[Saved entries]:
=======

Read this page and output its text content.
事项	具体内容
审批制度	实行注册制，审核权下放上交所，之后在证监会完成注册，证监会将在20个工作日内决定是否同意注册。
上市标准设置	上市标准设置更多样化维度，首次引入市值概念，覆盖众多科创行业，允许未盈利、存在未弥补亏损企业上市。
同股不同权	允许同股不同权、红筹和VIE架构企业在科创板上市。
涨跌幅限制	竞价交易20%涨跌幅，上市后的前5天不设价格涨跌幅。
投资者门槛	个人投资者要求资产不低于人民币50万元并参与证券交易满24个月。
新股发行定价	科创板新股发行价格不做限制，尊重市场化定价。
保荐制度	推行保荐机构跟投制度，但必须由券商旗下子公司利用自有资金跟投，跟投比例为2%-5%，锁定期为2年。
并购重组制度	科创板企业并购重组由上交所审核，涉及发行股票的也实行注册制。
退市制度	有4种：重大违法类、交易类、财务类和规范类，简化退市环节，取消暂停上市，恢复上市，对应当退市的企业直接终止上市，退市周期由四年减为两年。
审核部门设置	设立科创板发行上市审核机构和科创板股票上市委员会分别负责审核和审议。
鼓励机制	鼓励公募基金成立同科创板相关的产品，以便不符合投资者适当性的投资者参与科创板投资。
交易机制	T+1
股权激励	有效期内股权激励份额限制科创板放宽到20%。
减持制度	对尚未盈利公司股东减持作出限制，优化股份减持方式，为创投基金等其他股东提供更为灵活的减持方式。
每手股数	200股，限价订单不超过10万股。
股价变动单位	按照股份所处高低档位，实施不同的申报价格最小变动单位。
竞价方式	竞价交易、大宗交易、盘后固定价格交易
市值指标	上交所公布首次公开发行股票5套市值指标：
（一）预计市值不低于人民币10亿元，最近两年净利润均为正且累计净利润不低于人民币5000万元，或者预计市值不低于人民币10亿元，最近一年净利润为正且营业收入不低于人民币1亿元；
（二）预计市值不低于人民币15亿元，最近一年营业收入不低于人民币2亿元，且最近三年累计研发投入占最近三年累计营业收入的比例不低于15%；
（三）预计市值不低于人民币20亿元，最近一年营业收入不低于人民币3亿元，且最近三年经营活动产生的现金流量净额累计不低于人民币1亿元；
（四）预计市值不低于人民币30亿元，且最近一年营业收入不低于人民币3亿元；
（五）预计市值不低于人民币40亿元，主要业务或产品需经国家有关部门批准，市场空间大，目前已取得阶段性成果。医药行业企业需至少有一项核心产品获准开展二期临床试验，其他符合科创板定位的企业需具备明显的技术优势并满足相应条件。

=======

[TASK]:
Each line of the material above needs to be quoted exactly, please.

[RESPONSE TO THIS EXERCISE]:
Read this page and output its text content.
事项	具体内容
审批制度	实行注册制，审核权下放上交所，之后在证监会完成注册，证监会将在20个工作日内决定是否同意注册。
上市标准设置	上市标准设置更多样化维度，首次引入市值概念，覆盖众多科创行业，允许未盈利、存在未弥补亏损企业上市。
同股不同权	允许同股不同权、红筹和VIE架构企业在科创板上市。
涨跌幅限制	竞价交易20%涨跌幅，上市后的前5天不设价格涨跌幅。
投资者门槛	个人投资者要求资产不低于人民币50万元并参与证券交易满24个月。
新股发行定价	科创板新股发行价格不做限制，尊重市场化定价。
保荐制度	推行保荐机构跟投制度，但必须由券商旗下子公司利用自有资金跟投，跟投比例为2%-5%，锁定期为2年。
并购重组制度	科创板企业并购重组由上交所审核，涉及发行股票的也实行注册制。
退市制度	有4种：重大违法类、交易类、财务类和规范类，简化退市环节，取消暂停上市，恢复上市，对应当退市的企业直接终止上市，退市周期由四年减为两年。
审核部门设置	设立科创板发行上市审核机构和科创板股票上市委员会分别负责审核和审议。
鼓励机制	鼓励公募基金成立同科创板相关的产品，以便不符合投资者适当性的投资者参与科创板投资。
交易机制	T+1
股权激励	有效期内股权激励份额限制科创板放宽到20%。
减持制度	对尚未盈利公司股东减持作出限制，优化股份减持方式，为创投基金等其他股东提供更为灵活的减持方式。
每手股数	200股，限价订单不超过10万股。
股价变动单位	按照股份所处高低档位，实施不同的申报价格最小变动单位。
竞价方式	竞价交易、大宗交易、盘后固定价格交易
市值指标	上交所公布首次公开发行股票5套市值指标：
（一）预计市值不低于人民币10亿元，最近两年净利润均为正且累计净利润不低于人民币5000万元，或者预计市值不低于人民币10亿元，最近一年净利润为正且营业收入不低于人民币1亿元；
（二）预计市值不低于人民币15亿元，最近一年营业收入不低于人民币2亿元，且最近三年累计研发投入占最近三年累计营业收入的比例不低于15%；
（三）预计市值不低于人民币20亿元，最近一年营业收入不低于人民币3亿元，且最近三年经营活动产生的现金流量净额累计不低于人民币1亿元；
（四）预计市值不低于人民币30亿元，且最近一年营业收入不低于人民币3亿元；
（五）预计市值不低于人民币40亿元，主要业务或产品需经国家有关部门批准，市场空间大，目前已取得阶段性成果。医药行业企业需至少有一项核心产品获准开展二期临床试验，其他符合科创板定位的企业需具备明显的技术优势并满足相应条件。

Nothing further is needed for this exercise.